* BEGIN Dataset excerpts *
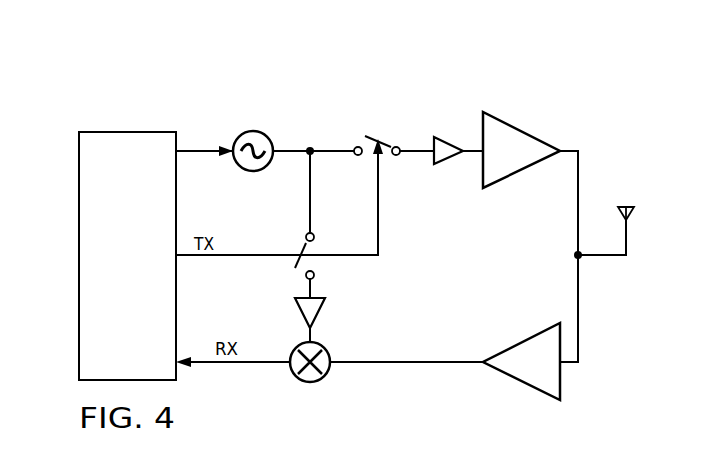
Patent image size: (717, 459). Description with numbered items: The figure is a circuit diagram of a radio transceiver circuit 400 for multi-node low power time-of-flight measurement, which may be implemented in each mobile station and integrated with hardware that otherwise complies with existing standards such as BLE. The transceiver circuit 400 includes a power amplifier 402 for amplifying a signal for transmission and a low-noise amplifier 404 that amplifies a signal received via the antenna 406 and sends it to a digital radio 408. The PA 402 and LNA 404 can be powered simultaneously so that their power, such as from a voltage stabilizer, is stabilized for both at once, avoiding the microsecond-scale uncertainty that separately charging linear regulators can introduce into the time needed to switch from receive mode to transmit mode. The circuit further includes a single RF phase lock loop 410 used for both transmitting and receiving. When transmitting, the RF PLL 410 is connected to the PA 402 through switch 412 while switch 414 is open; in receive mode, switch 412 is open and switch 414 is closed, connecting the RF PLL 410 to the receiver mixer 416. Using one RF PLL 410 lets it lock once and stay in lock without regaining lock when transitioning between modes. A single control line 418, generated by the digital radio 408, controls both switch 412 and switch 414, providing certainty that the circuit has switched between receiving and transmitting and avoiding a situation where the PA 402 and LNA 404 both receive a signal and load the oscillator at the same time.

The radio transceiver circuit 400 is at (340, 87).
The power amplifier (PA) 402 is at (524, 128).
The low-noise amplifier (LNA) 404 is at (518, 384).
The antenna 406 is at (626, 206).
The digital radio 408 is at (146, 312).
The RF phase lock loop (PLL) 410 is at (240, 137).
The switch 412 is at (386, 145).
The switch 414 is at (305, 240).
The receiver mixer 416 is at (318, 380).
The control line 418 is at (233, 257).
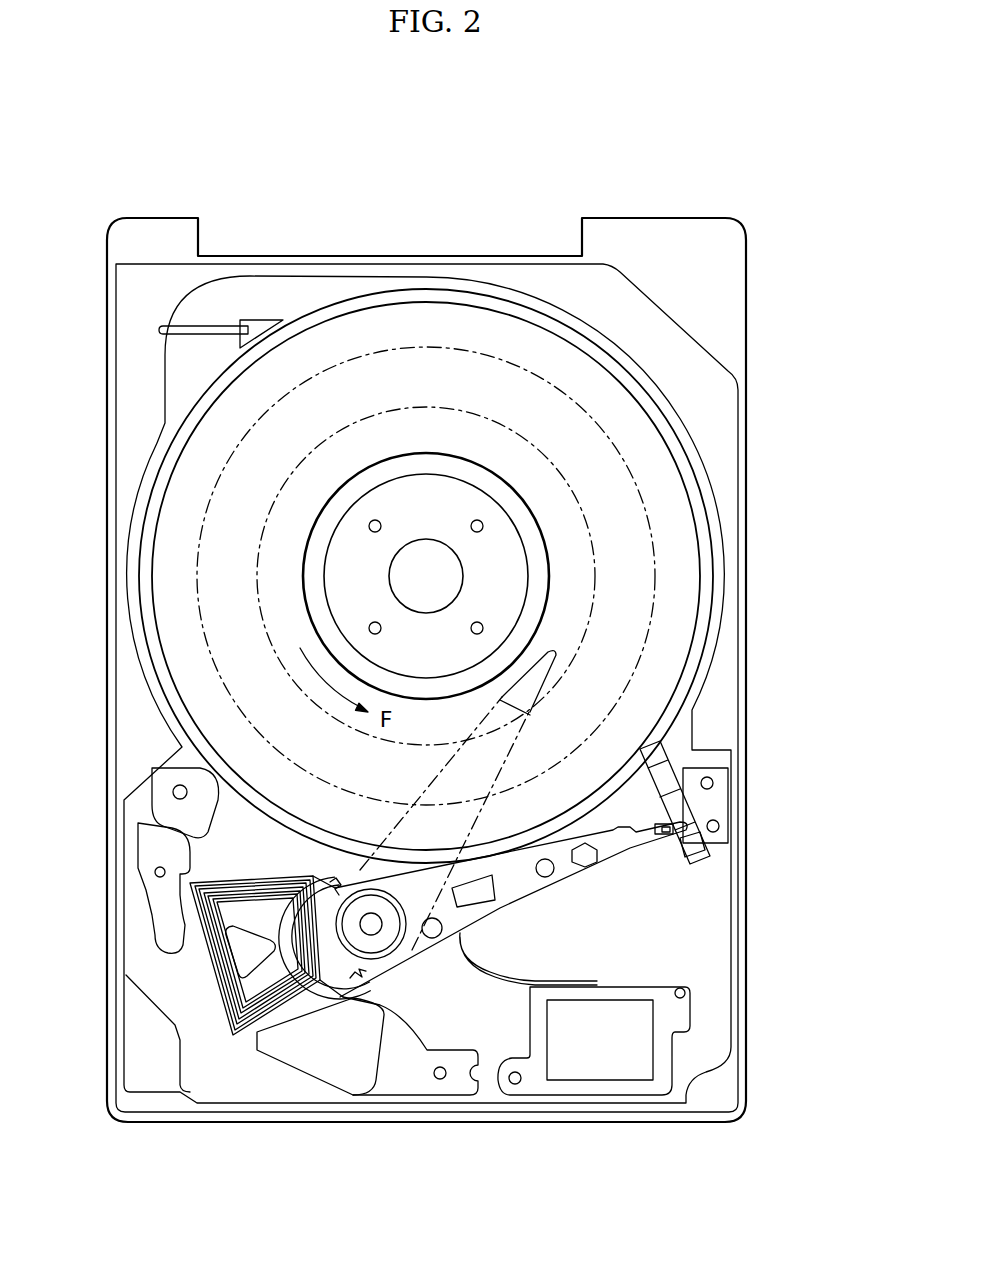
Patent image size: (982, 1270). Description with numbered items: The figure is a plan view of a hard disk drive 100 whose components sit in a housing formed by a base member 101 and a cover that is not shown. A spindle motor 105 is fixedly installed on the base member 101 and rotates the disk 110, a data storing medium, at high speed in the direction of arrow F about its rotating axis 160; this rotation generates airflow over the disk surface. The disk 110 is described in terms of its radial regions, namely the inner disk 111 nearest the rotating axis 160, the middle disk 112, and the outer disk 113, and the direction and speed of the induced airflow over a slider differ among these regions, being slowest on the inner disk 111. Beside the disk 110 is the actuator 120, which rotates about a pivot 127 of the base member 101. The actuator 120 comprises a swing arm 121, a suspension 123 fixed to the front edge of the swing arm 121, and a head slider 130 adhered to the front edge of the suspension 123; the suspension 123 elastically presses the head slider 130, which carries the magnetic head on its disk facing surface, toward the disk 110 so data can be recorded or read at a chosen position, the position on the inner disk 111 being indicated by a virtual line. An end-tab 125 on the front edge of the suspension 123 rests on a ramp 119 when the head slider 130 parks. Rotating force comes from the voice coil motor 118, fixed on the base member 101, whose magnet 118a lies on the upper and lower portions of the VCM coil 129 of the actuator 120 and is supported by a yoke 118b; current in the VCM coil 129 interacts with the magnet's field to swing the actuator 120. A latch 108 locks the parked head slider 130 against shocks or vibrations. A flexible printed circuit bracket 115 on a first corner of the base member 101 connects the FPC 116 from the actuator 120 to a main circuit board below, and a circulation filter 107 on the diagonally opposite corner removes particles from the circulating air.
* END Dataset excerpts *
* BEGIN Dataset excerpts *
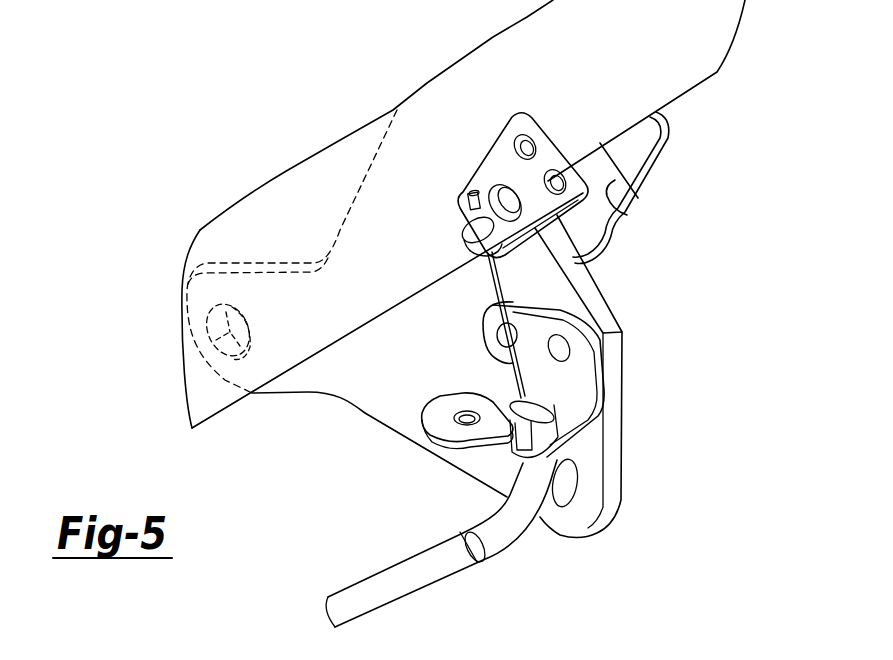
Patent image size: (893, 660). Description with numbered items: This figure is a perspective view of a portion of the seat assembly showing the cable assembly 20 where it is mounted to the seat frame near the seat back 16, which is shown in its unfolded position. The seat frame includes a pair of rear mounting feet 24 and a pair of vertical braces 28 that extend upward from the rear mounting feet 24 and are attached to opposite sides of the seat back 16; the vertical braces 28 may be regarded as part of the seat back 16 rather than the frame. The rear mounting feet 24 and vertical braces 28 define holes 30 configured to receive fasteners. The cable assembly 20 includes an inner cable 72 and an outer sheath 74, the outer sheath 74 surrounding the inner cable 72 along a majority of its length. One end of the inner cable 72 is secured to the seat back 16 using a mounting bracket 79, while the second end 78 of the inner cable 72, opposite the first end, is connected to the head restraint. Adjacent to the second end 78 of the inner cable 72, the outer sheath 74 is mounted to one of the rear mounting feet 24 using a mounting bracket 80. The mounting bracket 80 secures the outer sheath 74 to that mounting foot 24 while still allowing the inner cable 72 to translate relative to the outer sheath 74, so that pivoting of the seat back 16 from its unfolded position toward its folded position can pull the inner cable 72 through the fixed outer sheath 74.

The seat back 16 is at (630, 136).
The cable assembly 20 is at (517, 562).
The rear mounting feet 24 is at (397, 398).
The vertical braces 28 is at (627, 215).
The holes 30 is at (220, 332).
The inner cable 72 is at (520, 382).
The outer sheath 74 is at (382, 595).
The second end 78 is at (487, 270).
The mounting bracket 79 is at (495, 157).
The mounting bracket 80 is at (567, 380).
* END Dataset excerpts *
* BEGIN Dataset excerpts *
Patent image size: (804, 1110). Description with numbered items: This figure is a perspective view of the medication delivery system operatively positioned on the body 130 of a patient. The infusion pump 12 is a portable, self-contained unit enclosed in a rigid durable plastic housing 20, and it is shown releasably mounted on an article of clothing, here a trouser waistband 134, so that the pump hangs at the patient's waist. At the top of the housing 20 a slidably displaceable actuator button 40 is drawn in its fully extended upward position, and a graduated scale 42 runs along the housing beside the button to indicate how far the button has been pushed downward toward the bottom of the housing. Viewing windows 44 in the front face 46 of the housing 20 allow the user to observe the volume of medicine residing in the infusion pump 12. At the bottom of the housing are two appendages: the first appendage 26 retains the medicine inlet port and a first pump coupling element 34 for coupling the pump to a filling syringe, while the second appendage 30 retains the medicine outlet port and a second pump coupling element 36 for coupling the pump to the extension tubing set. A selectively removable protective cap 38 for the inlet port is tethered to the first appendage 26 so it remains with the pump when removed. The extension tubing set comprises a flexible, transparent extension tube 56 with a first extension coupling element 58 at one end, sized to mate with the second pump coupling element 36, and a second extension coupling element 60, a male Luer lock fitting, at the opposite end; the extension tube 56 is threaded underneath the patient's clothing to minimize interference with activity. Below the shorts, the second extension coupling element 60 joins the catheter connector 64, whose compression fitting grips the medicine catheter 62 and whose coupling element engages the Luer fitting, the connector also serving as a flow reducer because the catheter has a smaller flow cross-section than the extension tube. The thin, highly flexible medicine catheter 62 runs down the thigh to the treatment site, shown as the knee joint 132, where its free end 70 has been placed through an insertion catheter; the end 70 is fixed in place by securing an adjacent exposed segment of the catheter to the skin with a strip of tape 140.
* END Dataset excerpts *
— What is being asked —
Duplicate the stretch of the records from the line that contains "Patent image size: (717, 459)." through the line that contains "The receiver mixer 416 is at (318, 380).", reproducing each line without any change.

— Reply to the task —
Patent image size: (717, 459). Description with numbered items: The figure is a circuit diagram of a radio transceiver circuit 400 for multi-node low power time-of-flight measurement, which may be implemented in each mobile station and integrated with hardware that otherwise complies with existing standards such as BLE. The transceiver circuit 400 includes a power amplifier 402 for amplifying a signal for transmission and a low-noise amplifier 404 that amplifies a signal received via the antenna 406 and sends it to a digital radio 408. The PA 402 and LNA 404 can be powered simultaneously so that their power, such as from a voltage stabilizer, is stabilized for both at once, avoiding the microsecond-scale uncertainty that separately charging linear regulators can introduce into the time needed to switch from receive mode to transmit mode. The circuit further includes a single RF phase lock loop 410 used for both transmitting and receiving. When transmitting, the RF PLL 410 is connected to the PA 402 through switch 412 while switch 414 is open; in receive mode, switch 412 is open and switch 414 is closed, connecting the RF PLL 410 to the receiver mixer 416. Using one RF PLL 410 lets it lock once and stay in lock without regaining lock when transitioning between modes. A single control line 418, generated by the digital radio 408, controls both switch 412 and switch 414, providing certainty that the circuit has switched between receiving and transmitting and avoiding a situation where the PA 402 and LNA 404 both receive a signal and load the oscillator at the same time.

The radio transceiver circuit 400 is at (340, 87).
The power amplifier (PA) 402 is at (524, 128).
The low-noise amplifier (LNA) 404 is at (518, 384).
The antenna 406 is at (626, 206).
The digital radio 408 is at (146, 312).
The RF phase lock loop (PLL) 410 is at (240, 137).
The switch 412 is at (386, 145).
The switch 414 is at (305, 240).
The receiver mixer 416 is at (318, 380).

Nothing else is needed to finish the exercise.